* _EXERCISE TASK_: Find how many lines contain the word "Attribute" and state that number alone.

* _RECORDS FOR THE EXERCISE_:

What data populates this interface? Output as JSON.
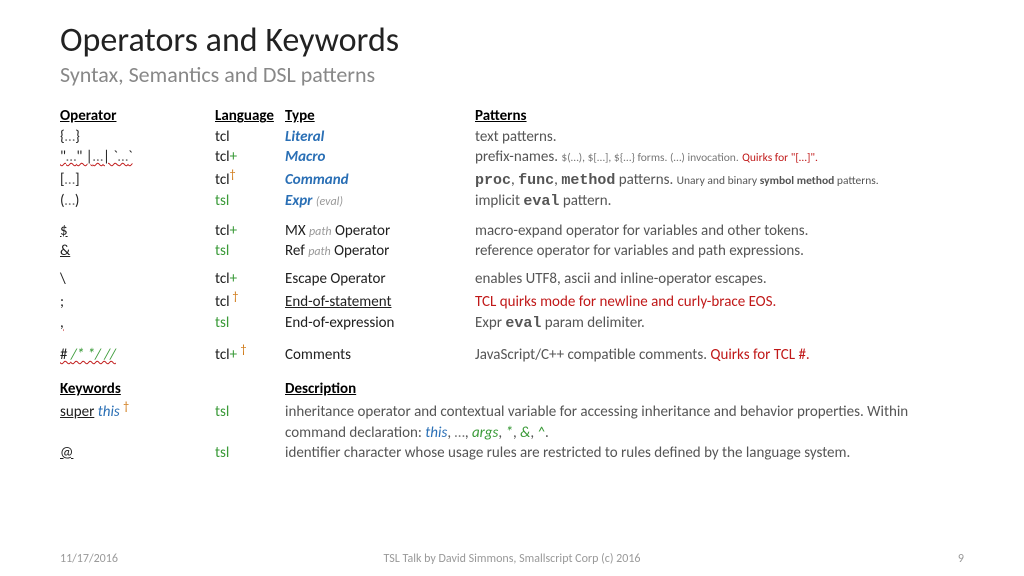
{
  "title": "Operators and Keywords",
  "subtitle": "Syntax, Semantics and DSL patterns",
  "headers": {
    "op": "Operator",
    "lang": "Language",
    "type": "Type",
    "pat": "Patterns"
  },
  "rows": [
    {
      "op": "{…}",
      "lang": "tcl",
      "langExtra": "",
      "dagger": "",
      "type": "Literal",
      "typeStyle": "blue-b",
      "typeExtra": "",
      "pat_plain": "text patterns."
    },
    {
      "op": "\"…\" |…| `…`",
      "opSquig": true,
      "lang": "tcl",
      "langExtra": "+",
      "dagger": "",
      "type": "Macro",
      "typeStyle": "blue-b",
      "typeExtra": "",
      "pat_html": "prefix-names. <span class='grey small'>$(…), $[…], ${…} forms. (…) invocation.</span> <span class='red small'>Quirks for \"[…]\".</span>"
    },
    {
      "op": "[…]",
      "lang": "tcl",
      "langExtra": "",
      "dagger": "†",
      "type": "Command",
      "typeStyle": "blue-b",
      "typeExtra": "",
      "pat_html": "<span class='mono b'>proc</span>, <span class='mono b'>func</span>, <span class='mono b'>method</span> patterns. <span class='small'>Unary and binary <b>symbol method</b> patterns.</span>"
    },
    {
      "op": "(…)",
      "lang": "tsl",
      "langGreen": true,
      "langExtra": "",
      "dagger": "",
      "type": "Expr",
      "typeStyle": "blue-b",
      "typeExtra": "(eval)",
      "pat_html": "implicit <span class='mono b'>eval</span> pattern."
    },
    {
      "sep": true
    },
    {
      "op": "$",
      "opUL": true,
      "lang": "tcl",
      "langExtra": "+",
      "dagger": "",
      "type_html": "MX <span class='lgrey'>path</span> Operator",
      "pat_plain": "macro-expand operator for variables and other tokens."
    },
    {
      "op": "&",
      "opUL": true,
      "lang": "tsl",
      "langGreen": true,
      "langExtra": "",
      "dagger": "",
      "type_html": "Ref <span class='lgrey'>path</span> Operator",
      "pat_plain": "reference operator for variables and path expressions."
    },
    {
      "sep": true
    },
    {
      "op": "\\",
      "lang": "tcl",
      "langExtra": "+",
      "dagger": "",
      "type_plain": "Escape Operator",
      "pat_plain": "enables UTF8, ascii and inline-operator escapes."
    },
    {
      "op": ";",
      "lang": "tcl",
      "langExtra": "",
      "dagger": " †",
      "type_plain": "End-of-statement",
      "typeUL": true,
      "pat_html": "<span class='red'>TCL quirks mode for newline and curly-brace EOS.</span>"
    },
    {
      "op": ",",
      "opSquig": true,
      "lang": "tsl",
      "langGreen": true,
      "langExtra": "",
      "dagger": "",
      "type_plain": "End-of-expression",
      "pat_html": "Expr <span class='mono b'>eval</span> param delimiter."
    },
    {
      "sep": true
    },
    {
      "op_html": "# <span class='green-i'>/* */ //</span>",
      "opSquig": true,
      "lang": "tcl",
      "langExtra": "+ ",
      "dagger": "†",
      "type_plain": "Comments",
      "pat_html": "JavaScript/C++ compatible comments. <span class='red'>Quirks for TCL #.</span>"
    }
  ],
  "kheaders": {
    "kw": "Keywords",
    "desc": "Description"
  },
  "krows": [
    {
      "kw_html": "<span class='ul'>super</span> <span class='blue-i'>this</span> <span class='orange-dag'>†</span>",
      "lang": "tsl",
      "desc_html": "inheritance operator and contextual variable for accessing inheritance and behavior properties. Within command declaration: <span class='blue-i'>this</span>, <span class='grey'>…</span>, <span class='green-i'>args</span>, <span class='green-i'>*</span>, <span class='green-i'>&amp;</span>, <span class='green-i'>^</span>."
    },
    {
      "kw_html": "<span class='ul'>@</span>",
      "lang": "tsl",
      "desc_html": "identifier character whose usage rules are restricted to rules defined by the language system."
    }
  ],
  "footer": {
    "left": "11/17/2016",
    "center": "TSL Talk by David Simmons, Smallscript Corp (c) 2016",
    "right": "9"
  }
}
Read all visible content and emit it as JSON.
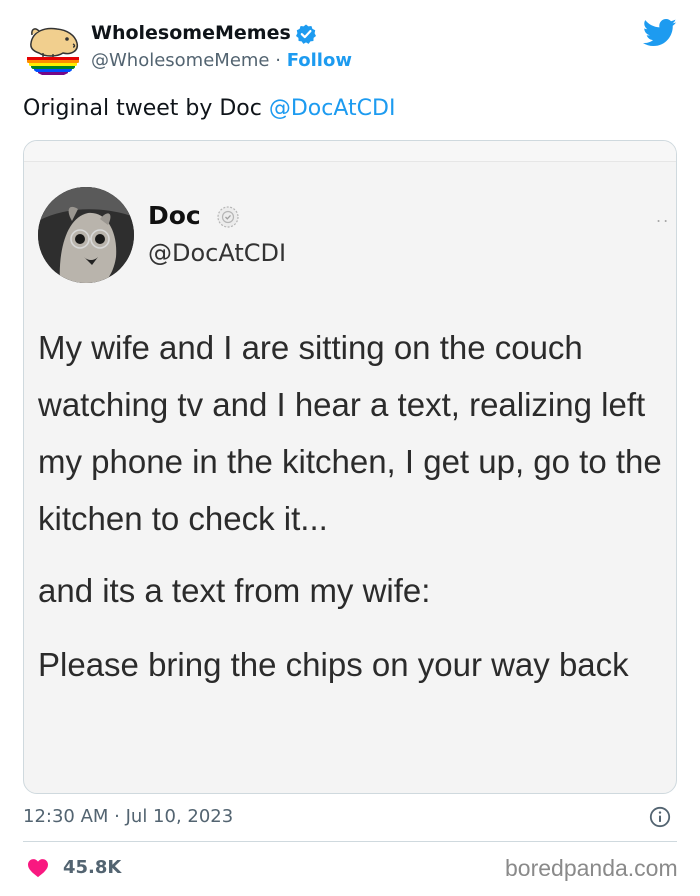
{
  "header": {
    "display_name": "WholesomeMemes",
    "handle": "@WholesomeMeme",
    "separator": " · ",
    "follow_label": "Follow"
  },
  "tweet": {
    "text_prefix": "Original tweet by Doc ",
    "mention": "@DocAtCDI"
  },
  "embedded": {
    "name": "Doc",
    "handle": "@DocAtCDI",
    "dots": "..",
    "paragraph1": "My wife and I are sitting on the couch watching tv and I hear a text, realizing left my phone in the kitchen, I get up, go to the kitchen to check it...",
    "paragraph2": "and its a text from my wife:",
    "paragraph3": "Please bring the chips on your way back"
  },
  "footer": {
    "timestamp": "12:30 AM · Jul 10, 2023",
    "likes": "45.8K",
    "watermark": "boredpanda.com"
  },
  "colors": {
    "accent": "#1d9bf0",
    "heart": "#f91880",
    "muted": "#536471"
  },
  "icons": [
    "verified-badge-icon",
    "twitter-bird-icon",
    "info-icon",
    "heart-icon"
  ]
}
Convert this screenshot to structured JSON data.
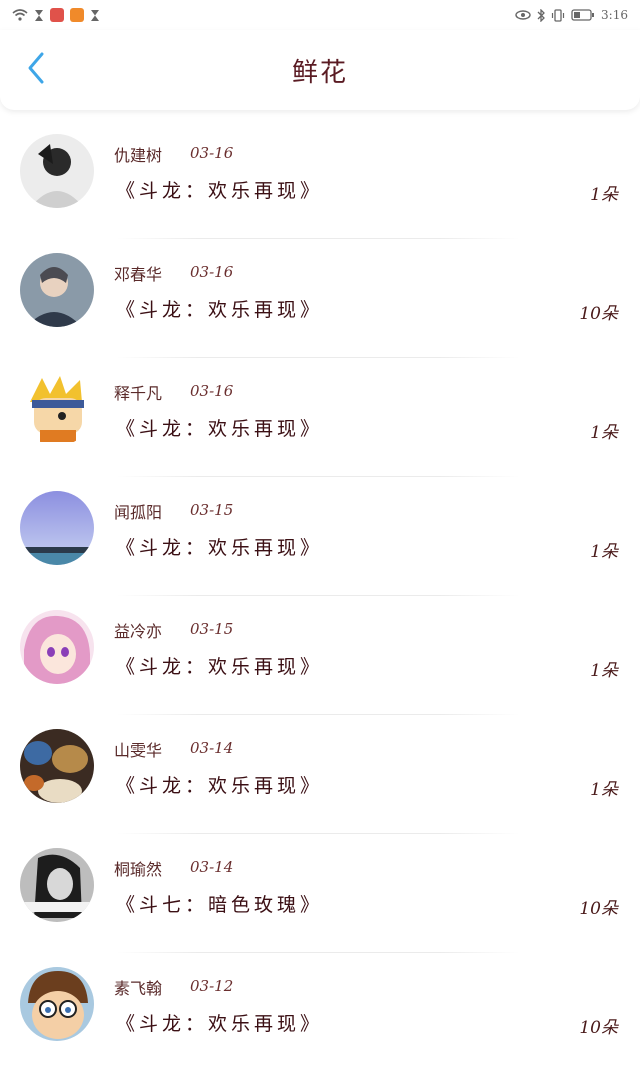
{
  "status_bar": {
    "time": "3:16",
    "icons_left": [
      "wifi-icon",
      "hourglass-icon",
      "app-red-icon",
      "app-orange-icon",
      "hourglass-icon"
    ],
    "icons_right": [
      "eye-icon",
      "bluetooth-icon",
      "vibrate-icon",
      "battery-icon"
    ]
  },
  "header": {
    "title": "鲜花",
    "back_icon": "chevron-left-icon"
  },
  "colors": {
    "accent": "#3ea6e8",
    "title": "#5a1b23",
    "text": "#3b0f14"
  },
  "gifts": [
    {
      "name": "仇建树",
      "date": "03-16",
      "book": "《斗龙：欢乐再现》",
      "count": "1朵"
    },
    {
      "name": "邓春华",
      "date": "03-16",
      "book": "《斗龙：欢乐再现》",
      "count": "10朵"
    },
    {
      "name": "释千凡",
      "date": "03-16",
      "book": "《斗龙：欢乐再现》",
      "count": "1朵"
    },
    {
      "name": "闻孤阳",
      "date": "03-15",
      "book": "《斗龙：欢乐再现》",
      "count": "1朵"
    },
    {
      "name": "益冷亦",
      "date": "03-15",
      "book": "《斗龙：欢乐再现》",
      "count": "1朵"
    },
    {
      "name": "山雯华",
      "date": "03-14",
      "book": "《斗龙：欢乐再现》",
      "count": "1朵"
    },
    {
      "name": "桐瑜然",
      "date": "03-14",
      "book": "《斗七：暗色玫瑰》",
      "count": "10朵"
    },
    {
      "name": "素飞翰",
      "date": "03-12",
      "book": "《斗龙：欢乐再现》",
      "count": "10朵"
    }
  ]
}
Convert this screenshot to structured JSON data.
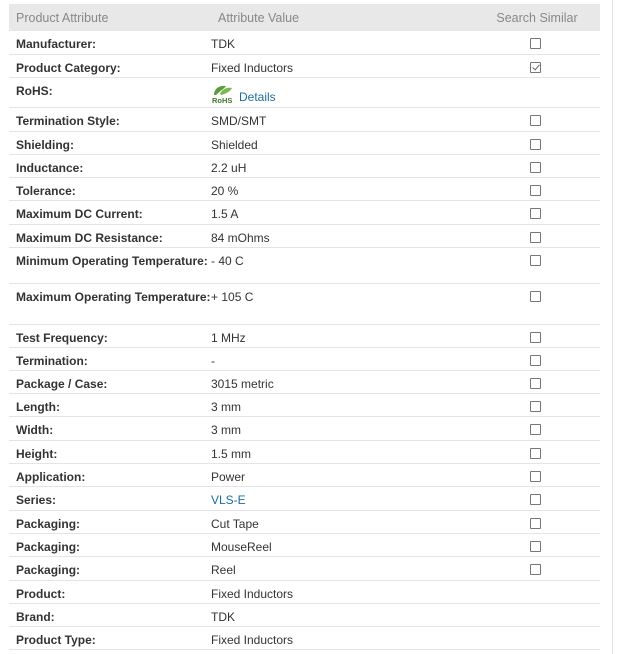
{
  "header": {
    "attribute_col": "Product Attribute",
    "value_col": "Attribute Value",
    "search_col": "Search Similar"
  },
  "rohs_logo_text": "RoHS",
  "rows": [
    {
      "attr": "Manufacturer:",
      "value": "TDK",
      "checkbox": true,
      "checked": false
    },
    {
      "attr": "Product Category:",
      "value": "Fixed Inductors",
      "checkbox": true,
      "checked": true
    },
    {
      "attr": "RoHS:",
      "value": "Details",
      "checkbox": false,
      "checked": false
    },
    {
      "attr": "Termination Style:",
      "value": "SMD/SMT",
      "checkbox": true,
      "checked": false
    },
    {
      "attr": "Shielding:",
      "value": "Shielded",
      "checkbox": true,
      "checked": false
    },
    {
      "attr": "Inductance:",
      "value": "2.2 uH",
      "checkbox": true,
      "checked": false
    },
    {
      "attr": "Tolerance:",
      "value": "20 %",
      "checkbox": true,
      "checked": false
    },
    {
      "attr": "Maximum DC Current:",
      "value": "1.5 A",
      "checkbox": true,
      "checked": false
    },
    {
      "attr": "Maximum DC Resistance:",
      "value": "84 mOhms",
      "checkbox": true,
      "checked": false
    },
    {
      "attr": "Minimum Operating Temperature:",
      "value": "- 40 C",
      "checkbox": true,
      "checked": false
    },
    {
      "attr": "Maximum Operating Temperature:",
      "value": "+ 105 C",
      "checkbox": true,
      "checked": false
    },
    {
      "attr": "Test Frequency:",
      "value": "1 MHz",
      "checkbox": true,
      "checked": false
    },
    {
      "attr": "Termination:",
      "value": "-",
      "checkbox": true,
      "checked": false
    },
    {
      "attr": "Package / Case:",
      "value": "3015 metric",
      "checkbox": true,
      "checked": false
    },
    {
      "attr": "Length:",
      "value": "3 mm",
      "checkbox": true,
      "checked": false
    },
    {
      "attr": "Width:",
      "value": "3 mm",
      "checkbox": true,
      "checked": false
    },
    {
      "attr": "Height:",
      "value": "1.5 mm",
      "checkbox": true,
      "checked": false
    },
    {
      "attr": "Application:",
      "value": "Power",
      "checkbox": true,
      "checked": false
    },
    {
      "attr": "Series:",
      "value": "VLS-E",
      "checkbox": true,
      "checked": false
    },
    {
      "attr": "Packaging:",
      "value": "Cut Tape",
      "checkbox": true,
      "checked": false
    },
    {
      "attr": "Packaging:",
      "value": "MouseReel",
      "checkbox": true,
      "checked": false
    },
    {
      "attr": "Packaging:",
      "value": "Reel",
      "checkbox": true,
      "checked": false
    },
    {
      "attr": "Product:",
      "value": "Fixed Inductors",
      "checkbox": false,
      "checked": false
    },
    {
      "attr": "Brand:",
      "value": "TDK",
      "checkbox": false,
      "checked": false
    },
    {
      "attr": "Product Type:",
      "value": "Fixed Inductors",
      "checkbox": false,
      "checked": false
    }
  ]
}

* _THE RESPONSE_: 2